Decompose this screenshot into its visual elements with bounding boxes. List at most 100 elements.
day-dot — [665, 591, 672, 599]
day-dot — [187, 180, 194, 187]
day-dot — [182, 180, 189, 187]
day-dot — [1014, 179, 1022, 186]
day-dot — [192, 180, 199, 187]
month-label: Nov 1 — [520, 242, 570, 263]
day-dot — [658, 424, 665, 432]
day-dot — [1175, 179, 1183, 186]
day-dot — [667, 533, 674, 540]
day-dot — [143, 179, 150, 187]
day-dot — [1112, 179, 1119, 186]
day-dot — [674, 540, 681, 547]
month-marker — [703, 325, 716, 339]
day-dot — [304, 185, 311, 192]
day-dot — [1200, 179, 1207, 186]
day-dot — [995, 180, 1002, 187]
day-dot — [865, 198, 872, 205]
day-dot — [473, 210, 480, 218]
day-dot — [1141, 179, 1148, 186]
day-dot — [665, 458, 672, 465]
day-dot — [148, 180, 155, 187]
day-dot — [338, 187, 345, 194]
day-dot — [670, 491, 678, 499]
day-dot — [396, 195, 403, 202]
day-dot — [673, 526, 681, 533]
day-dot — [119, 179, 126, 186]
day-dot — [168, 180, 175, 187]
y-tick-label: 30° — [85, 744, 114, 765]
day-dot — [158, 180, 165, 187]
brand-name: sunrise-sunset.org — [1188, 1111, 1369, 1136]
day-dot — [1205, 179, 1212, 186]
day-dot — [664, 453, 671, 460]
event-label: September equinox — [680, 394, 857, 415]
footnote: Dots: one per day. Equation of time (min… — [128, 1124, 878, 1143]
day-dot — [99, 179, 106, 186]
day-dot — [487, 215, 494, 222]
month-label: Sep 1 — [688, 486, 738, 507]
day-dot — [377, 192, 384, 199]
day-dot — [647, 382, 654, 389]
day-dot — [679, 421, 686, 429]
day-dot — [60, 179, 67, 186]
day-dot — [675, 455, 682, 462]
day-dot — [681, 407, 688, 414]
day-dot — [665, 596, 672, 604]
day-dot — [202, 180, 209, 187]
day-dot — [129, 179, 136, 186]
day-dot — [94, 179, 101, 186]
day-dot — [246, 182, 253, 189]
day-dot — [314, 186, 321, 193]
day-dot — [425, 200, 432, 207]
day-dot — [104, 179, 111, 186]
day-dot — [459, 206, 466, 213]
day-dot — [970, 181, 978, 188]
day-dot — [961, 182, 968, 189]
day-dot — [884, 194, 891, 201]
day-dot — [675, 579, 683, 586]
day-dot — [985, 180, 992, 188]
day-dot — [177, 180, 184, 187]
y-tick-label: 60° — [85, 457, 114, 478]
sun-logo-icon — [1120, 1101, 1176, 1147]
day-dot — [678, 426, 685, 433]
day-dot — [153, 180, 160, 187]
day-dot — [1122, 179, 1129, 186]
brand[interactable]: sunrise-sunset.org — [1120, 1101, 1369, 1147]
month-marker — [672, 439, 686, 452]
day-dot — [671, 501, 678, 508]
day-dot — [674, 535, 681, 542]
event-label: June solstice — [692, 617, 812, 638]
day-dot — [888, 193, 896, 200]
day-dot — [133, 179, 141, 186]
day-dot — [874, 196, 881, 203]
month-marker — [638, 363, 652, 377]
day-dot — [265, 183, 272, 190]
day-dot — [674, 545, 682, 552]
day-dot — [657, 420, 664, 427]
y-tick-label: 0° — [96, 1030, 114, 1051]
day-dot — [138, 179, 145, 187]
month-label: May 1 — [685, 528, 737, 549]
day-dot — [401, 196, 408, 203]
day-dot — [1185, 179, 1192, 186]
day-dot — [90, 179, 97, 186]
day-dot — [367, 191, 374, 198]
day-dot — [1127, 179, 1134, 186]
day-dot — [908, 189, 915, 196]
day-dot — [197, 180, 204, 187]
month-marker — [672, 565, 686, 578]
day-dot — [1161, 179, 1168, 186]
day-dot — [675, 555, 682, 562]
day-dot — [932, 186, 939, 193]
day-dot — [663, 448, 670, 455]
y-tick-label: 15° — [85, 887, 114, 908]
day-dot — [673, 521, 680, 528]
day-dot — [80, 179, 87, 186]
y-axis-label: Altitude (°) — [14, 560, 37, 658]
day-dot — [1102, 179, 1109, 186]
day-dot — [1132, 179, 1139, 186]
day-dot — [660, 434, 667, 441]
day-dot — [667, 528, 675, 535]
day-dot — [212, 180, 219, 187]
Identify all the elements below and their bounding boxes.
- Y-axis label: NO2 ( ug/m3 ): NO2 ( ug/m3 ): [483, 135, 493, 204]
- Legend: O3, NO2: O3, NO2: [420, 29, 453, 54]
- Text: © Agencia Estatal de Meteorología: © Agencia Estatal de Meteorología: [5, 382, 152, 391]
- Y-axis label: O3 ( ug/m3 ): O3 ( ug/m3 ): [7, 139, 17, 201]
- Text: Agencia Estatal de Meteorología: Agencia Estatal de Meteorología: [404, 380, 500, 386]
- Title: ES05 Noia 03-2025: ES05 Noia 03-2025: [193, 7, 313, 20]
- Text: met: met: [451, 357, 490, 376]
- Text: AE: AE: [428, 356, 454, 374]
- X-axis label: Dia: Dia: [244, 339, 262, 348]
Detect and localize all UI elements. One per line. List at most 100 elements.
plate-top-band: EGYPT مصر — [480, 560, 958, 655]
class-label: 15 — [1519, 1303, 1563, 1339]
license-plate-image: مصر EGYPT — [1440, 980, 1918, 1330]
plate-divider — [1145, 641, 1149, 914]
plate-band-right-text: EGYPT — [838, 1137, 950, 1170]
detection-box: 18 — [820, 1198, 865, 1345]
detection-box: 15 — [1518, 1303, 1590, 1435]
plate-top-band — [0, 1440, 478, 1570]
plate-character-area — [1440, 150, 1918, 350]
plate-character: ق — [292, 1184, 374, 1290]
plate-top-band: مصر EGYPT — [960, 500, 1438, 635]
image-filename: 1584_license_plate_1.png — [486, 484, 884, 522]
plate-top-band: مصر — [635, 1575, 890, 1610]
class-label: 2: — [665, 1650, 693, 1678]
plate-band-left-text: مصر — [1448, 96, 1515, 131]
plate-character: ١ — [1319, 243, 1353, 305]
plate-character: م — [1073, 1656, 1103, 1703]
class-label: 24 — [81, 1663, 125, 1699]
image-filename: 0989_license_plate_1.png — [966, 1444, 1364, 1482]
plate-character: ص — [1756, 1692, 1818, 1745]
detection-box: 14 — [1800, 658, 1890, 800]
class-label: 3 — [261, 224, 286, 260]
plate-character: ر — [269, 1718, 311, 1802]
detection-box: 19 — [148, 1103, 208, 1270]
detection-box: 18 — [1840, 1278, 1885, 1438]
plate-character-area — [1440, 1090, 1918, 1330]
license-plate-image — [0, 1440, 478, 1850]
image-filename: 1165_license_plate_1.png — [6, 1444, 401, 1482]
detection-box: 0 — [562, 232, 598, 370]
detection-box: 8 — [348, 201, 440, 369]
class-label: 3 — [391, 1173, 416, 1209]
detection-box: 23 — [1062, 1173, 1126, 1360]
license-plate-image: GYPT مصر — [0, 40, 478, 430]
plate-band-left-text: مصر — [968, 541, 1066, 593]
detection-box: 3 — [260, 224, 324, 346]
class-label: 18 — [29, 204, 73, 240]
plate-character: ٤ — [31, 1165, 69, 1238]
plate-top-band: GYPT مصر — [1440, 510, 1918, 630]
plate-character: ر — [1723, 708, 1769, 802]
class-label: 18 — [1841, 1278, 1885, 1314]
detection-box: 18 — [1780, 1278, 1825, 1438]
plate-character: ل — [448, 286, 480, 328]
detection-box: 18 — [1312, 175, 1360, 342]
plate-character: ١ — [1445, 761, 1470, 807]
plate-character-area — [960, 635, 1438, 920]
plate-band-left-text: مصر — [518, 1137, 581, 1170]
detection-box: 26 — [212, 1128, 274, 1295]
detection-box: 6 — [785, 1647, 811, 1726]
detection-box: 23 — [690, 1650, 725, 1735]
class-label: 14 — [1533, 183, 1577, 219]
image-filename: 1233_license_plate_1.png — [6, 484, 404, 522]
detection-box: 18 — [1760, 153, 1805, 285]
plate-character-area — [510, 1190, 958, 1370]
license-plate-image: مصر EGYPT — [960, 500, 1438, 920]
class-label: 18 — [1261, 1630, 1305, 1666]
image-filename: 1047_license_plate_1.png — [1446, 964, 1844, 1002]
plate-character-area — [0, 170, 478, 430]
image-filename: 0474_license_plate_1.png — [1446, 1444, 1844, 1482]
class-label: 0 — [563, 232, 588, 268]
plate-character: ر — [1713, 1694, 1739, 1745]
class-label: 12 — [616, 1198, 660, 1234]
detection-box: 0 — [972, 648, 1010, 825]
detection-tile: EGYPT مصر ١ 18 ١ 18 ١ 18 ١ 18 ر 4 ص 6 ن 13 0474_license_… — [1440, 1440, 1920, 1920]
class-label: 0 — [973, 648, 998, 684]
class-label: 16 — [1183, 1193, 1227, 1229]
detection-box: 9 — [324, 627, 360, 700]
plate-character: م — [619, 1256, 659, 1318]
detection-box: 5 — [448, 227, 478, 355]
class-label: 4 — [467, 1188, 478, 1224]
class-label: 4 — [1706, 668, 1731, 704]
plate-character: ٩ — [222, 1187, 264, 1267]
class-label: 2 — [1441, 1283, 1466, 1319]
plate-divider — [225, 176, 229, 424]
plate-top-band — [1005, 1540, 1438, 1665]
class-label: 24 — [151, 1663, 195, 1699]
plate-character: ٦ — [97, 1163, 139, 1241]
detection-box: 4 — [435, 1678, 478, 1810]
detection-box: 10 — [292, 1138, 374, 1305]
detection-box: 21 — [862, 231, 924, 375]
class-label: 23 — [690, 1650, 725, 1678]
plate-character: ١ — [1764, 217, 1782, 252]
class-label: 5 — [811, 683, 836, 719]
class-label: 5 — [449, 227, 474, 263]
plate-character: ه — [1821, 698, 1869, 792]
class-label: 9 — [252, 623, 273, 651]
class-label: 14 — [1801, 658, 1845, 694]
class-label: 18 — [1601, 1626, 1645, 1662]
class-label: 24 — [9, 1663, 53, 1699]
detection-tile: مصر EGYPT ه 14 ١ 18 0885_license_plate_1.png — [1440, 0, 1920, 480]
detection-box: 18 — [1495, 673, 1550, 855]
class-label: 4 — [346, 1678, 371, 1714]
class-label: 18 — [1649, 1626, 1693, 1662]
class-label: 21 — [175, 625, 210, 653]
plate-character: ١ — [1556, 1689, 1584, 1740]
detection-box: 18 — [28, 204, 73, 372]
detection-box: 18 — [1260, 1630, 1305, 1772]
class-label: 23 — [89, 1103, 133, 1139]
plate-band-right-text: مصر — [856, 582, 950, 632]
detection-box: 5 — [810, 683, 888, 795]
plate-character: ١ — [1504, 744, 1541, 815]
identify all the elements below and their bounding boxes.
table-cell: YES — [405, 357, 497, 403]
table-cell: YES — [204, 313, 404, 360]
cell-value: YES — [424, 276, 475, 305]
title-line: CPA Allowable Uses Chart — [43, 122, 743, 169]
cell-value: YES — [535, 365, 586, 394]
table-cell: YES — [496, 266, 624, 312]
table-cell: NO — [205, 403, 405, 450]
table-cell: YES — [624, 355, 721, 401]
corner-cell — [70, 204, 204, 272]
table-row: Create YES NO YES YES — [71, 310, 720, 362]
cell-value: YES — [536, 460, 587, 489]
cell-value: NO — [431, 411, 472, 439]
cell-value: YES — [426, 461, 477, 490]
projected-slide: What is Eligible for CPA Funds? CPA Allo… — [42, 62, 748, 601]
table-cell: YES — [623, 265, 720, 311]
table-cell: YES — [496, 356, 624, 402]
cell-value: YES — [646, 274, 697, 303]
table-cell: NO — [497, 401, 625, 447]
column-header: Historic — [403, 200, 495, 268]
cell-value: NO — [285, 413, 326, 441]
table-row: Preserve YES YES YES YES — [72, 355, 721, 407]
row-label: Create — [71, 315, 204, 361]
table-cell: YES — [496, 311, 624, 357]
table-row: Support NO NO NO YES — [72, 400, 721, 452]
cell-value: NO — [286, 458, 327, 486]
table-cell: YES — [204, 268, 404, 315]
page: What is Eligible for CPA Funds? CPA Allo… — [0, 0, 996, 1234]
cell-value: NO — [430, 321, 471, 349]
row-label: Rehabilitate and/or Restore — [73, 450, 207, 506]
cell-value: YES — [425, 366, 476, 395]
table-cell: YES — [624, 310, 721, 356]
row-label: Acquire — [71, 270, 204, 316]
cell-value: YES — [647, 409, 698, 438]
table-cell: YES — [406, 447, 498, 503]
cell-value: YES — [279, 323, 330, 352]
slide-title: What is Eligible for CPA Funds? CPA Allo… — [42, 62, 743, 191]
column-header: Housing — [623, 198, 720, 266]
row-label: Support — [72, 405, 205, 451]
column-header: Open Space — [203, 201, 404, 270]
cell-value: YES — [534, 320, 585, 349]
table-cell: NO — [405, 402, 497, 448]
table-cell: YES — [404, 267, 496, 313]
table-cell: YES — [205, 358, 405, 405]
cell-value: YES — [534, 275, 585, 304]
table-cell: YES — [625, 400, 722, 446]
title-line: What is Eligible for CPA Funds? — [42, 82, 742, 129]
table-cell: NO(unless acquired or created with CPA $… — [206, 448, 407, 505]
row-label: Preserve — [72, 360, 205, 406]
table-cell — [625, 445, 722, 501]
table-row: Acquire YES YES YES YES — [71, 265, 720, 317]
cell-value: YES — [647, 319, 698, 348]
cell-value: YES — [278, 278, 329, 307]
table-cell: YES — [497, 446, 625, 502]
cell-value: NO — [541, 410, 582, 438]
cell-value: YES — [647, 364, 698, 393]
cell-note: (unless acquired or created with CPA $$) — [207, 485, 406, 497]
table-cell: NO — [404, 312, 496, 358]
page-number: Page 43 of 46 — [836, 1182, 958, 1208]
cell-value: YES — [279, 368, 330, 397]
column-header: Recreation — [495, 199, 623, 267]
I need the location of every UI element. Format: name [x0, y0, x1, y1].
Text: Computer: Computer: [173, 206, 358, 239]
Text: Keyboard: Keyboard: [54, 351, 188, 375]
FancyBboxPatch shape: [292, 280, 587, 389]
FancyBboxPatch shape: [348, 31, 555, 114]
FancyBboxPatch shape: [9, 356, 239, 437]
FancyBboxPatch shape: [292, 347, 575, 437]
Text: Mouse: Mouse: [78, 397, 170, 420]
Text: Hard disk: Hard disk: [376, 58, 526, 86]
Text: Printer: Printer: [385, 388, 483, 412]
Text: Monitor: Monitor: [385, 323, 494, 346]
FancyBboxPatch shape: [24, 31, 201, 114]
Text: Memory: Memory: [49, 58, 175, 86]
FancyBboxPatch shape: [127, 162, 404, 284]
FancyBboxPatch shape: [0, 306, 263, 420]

━━━━━━━━━━━━━━━━

**EXERCISE DESCRIPTION:**
Pull out every line of the material above that contains the string "Agencia".

**COMPLETE ANSWER:**
- Text: © Agencia Estatal de Meteorología: © Agencia Estatal de Meteorología: [5, 382, 152, 391]
- Text: Agencia Estatal de Meteorología: Agencia Estatal de Meteorología: [404, 380, 500, 386]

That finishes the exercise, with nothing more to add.